Written request: Transcribe the entries below exactly.

Data rows:
/---
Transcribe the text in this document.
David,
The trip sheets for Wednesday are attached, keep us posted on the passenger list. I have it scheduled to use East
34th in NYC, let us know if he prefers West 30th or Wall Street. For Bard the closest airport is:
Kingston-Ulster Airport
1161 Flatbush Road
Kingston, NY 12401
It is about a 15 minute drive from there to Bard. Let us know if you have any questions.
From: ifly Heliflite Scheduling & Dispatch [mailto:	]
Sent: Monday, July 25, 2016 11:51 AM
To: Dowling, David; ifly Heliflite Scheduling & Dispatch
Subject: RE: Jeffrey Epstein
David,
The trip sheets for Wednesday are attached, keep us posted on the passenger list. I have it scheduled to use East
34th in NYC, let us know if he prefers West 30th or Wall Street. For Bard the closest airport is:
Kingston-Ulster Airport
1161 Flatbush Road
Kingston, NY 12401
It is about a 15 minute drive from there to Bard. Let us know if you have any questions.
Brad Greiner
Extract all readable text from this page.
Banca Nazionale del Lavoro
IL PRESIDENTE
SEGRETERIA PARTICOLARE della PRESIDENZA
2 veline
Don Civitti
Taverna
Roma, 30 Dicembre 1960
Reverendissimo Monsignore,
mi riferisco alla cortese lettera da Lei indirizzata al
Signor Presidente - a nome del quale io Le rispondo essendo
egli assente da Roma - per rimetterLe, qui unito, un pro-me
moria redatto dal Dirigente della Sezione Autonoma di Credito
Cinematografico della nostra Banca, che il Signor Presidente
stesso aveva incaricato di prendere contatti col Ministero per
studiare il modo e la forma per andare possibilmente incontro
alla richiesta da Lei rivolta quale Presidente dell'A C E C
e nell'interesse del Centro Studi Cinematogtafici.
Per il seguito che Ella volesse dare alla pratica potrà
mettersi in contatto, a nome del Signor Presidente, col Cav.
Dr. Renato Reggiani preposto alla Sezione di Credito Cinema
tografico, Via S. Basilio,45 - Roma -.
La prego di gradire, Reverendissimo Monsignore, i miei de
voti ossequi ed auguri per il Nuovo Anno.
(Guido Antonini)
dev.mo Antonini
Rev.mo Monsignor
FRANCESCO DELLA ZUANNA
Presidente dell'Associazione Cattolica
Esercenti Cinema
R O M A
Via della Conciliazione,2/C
\---
Exercise output:
Transcribe the text in this document.
David,
The trip sheets for Wednesday are attached, keep us posted on the passenger list. I have it scheduled to use East
34th in NYC, let us know if he prefers West 30th or Wall Street. For Bard the closest airport is:
Kingston-Ulster Airport
1161 Flatbush Road
Kingston, NY 12401
It is about a 15 minute drive from there to Bard. Let us know if you have any questions.
From: ifly Heliflite Scheduling & Dispatch [mailto:	]
Sent: Monday, July 25, 2016 11:51 AM
To: Dowling, David; ifly Heliflite Scheduling & Dispatch
Subject: RE: Jeffrey Epstein
David,
The trip sheets for Wednesday are attached, keep us posted on the passenger list. I have it scheduled to use East
34th in NYC, let us know if he prefers West 30th or Wall Street. For Bard the closest airport is:
Kingston-Ulster Airport
1161 Flatbush Road
Kingston, NY 12401
It is about a 15 minute drive from there to Bard. Let us know if you have any questions.
Brad Greiner
Extract all readable text from this page.
Banca Nazionale del Lavoro
IL PRESIDENTE
SEGRETERIA PARTICOLARE della PRESIDENZA
2 veline
Don Civitti
Taverna
Roma, 30 Dicembre 1960
Reverendissimo Monsignore,
mi riferisco alla cortese lettera da Lei indirizzata al
Signor Presidente - a nome del quale io Le rispondo essendo
egli assente da Roma - per rimetterLe, qui unito, un pro-me
moria redatto dal Dirigente della Sezione Autonoma di Credito
Cinematografico della nostra Banca, che il Signor Presidente
stesso aveva incaricato di prendere contatti col Ministero per
studiare il modo e la forma per andare possibilmente incontro
alla richiesta da Lei rivolta quale Presidente dell'A C E C
e nell'interesse del Centro Studi Cinematogtafici.
Per il seguito che Ella volesse dare alla pratica potrà
mettersi in contatto, a nome del Signor Presidente, col Cav.
Dr. Renato Reggiani preposto alla Sezione di Credito Cinema
tografico, Via S. Basilio,45 - Roma -.
La prego di gradire, Reverendissimo Monsignore, i miei de
voti ossequi ed auguri per il Nuovo Anno.
(Guido Antonini)
dev.mo Antonini
Rev.mo Monsignor
FRANCESCO DELLA ZUANNA
Presidente dell'Associazione Cattolica
Esercenti Cinema
R O M A
Via della Conciliazione,2/C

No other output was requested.